Stated exercise:
Word for word, transcribe the lines from the one containing "What data populates" through the end of the entries, both included, and nothing else.

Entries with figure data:
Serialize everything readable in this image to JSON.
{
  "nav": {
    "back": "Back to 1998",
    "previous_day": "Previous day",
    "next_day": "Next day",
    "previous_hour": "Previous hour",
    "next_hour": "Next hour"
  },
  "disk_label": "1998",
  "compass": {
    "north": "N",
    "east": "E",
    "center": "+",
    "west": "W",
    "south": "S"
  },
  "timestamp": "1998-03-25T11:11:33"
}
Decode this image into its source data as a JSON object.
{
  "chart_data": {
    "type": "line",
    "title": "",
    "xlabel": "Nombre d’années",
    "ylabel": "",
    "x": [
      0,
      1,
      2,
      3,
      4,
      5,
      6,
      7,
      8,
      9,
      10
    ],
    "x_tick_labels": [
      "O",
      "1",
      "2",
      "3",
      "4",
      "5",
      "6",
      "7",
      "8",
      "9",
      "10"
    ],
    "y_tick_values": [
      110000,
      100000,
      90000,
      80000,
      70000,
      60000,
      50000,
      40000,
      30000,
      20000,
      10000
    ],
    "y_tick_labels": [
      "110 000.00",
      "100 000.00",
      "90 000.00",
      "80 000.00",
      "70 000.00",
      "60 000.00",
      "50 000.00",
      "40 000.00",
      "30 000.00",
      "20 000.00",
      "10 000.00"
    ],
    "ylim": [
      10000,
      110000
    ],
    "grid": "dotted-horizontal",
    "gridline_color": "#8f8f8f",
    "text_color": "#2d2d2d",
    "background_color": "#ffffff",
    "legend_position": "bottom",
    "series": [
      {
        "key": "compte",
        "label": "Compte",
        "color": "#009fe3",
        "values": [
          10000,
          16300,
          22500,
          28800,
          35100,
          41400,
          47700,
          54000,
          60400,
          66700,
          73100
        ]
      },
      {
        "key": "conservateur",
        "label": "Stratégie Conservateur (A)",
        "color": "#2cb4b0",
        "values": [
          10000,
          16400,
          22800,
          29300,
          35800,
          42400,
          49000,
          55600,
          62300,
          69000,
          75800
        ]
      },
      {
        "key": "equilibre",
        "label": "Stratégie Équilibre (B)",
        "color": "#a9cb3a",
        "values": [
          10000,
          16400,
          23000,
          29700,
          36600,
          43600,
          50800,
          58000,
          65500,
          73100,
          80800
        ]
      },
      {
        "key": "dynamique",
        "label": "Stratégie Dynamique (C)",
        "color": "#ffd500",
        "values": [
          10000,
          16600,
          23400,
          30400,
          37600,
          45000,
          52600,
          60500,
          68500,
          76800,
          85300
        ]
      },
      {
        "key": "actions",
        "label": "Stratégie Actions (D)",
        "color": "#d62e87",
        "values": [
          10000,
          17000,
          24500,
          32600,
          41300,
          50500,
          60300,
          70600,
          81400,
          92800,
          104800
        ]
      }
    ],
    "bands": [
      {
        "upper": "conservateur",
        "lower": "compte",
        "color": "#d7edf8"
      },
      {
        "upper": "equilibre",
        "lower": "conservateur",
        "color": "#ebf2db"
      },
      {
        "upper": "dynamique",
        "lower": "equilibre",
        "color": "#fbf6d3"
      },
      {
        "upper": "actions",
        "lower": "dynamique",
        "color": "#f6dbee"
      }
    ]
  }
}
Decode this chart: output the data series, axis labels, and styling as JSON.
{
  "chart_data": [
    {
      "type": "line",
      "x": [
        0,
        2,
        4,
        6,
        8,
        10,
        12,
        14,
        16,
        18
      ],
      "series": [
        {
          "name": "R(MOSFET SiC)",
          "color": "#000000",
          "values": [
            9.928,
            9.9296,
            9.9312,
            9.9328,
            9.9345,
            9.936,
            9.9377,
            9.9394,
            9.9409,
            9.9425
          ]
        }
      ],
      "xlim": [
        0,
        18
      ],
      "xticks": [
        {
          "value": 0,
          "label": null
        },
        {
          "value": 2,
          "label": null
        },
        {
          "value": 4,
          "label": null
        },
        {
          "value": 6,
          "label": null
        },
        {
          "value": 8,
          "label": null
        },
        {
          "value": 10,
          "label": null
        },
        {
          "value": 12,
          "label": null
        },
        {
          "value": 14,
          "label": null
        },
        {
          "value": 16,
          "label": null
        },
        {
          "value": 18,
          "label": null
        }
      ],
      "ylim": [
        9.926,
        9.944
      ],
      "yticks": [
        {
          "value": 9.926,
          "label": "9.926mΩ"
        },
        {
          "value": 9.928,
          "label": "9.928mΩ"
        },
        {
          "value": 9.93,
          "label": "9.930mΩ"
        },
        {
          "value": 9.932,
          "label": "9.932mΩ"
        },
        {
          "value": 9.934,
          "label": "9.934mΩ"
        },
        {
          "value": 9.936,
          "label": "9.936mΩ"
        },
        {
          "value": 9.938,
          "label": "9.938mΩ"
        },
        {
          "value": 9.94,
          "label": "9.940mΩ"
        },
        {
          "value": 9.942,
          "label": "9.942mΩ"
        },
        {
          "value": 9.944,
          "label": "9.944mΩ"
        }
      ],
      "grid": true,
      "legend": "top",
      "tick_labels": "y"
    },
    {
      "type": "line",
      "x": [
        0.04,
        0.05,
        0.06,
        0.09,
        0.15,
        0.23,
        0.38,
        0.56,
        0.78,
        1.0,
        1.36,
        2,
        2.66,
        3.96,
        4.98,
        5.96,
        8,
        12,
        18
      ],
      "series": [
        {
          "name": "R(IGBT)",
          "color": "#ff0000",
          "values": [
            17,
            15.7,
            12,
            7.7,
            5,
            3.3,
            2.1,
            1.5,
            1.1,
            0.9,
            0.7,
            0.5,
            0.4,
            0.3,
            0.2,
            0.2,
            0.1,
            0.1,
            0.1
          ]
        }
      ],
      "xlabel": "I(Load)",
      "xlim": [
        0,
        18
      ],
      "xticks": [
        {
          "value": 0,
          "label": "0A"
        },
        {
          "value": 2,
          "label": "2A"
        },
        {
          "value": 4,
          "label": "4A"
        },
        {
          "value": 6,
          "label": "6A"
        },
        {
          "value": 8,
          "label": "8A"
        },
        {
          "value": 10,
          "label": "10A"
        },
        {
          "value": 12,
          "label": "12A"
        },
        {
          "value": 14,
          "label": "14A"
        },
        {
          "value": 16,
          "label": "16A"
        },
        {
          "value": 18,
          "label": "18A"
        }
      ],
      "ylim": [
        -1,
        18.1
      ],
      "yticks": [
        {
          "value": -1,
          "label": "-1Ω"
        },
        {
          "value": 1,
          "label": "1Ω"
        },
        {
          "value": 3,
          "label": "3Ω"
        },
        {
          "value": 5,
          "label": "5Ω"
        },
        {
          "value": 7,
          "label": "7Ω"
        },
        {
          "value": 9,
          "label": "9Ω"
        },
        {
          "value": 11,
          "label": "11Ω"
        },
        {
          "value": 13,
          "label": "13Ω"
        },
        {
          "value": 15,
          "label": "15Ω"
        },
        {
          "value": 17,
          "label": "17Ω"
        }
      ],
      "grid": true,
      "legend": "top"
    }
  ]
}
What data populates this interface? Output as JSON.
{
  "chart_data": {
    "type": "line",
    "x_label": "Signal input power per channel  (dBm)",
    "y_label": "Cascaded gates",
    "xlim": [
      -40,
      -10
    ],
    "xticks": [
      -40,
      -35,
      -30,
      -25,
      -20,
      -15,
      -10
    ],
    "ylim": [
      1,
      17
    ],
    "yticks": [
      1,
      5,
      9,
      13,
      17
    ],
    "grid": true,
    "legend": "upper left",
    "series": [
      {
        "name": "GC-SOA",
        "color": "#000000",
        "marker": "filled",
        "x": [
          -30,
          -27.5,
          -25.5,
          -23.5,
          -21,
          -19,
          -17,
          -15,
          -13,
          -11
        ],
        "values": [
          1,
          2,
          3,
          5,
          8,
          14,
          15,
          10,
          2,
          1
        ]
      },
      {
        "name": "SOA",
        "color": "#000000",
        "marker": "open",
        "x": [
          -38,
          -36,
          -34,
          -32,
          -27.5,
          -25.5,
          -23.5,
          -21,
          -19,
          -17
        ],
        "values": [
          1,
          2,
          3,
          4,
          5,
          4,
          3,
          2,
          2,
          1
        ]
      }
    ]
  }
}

Exercise solution:
What data populates this interface? Output as JSON.
{
  "chart_data": {
    "type": "line",
    "x_label": "Signal input power per channel  (dBm)",
    "y_label": "Cascaded gates",
    "xlim": [
      -40,
      -10
    ],
    "xticks": [
      -40,
      -35,
      -30,
      -25,
      -20,
      -15,
      -10
    ],
    "ylim": [
      1,
      17
    ],
    "yticks": [
      1,
      5,
      9,
      13,
      17
    ],
    "grid": true,
    "legend": "upper left",
    "series": [
      {
        "name": "GC-SOA",
        "color": "#000000",
        "marker": "filled",
        "x": [
          -30,
          -27.5,
          -25.5,
          -23.5,
          -21,
          -19,
          -17,
          -15,
          -13,
          -11
        ],
        "values": [
          1,
          2,
          3,
          5,
          8,
          14,
          15,
          10,
          2,
          1
        ]
      },
      {
        "name": "SOA",
        "color": "#000000",
        "marker": "open",
        "x": [
          -38,
          -36,
          -34,
          -32,
          -27.5,
          -25.5,
          -23.5,
          -21,
          -19,
          -17
        ],
        "values": [
          1,
          2,
          3,
          4,
          5,
          4,
          3,
          2,
          2,
          1
        ]
      }
    ]
  }
}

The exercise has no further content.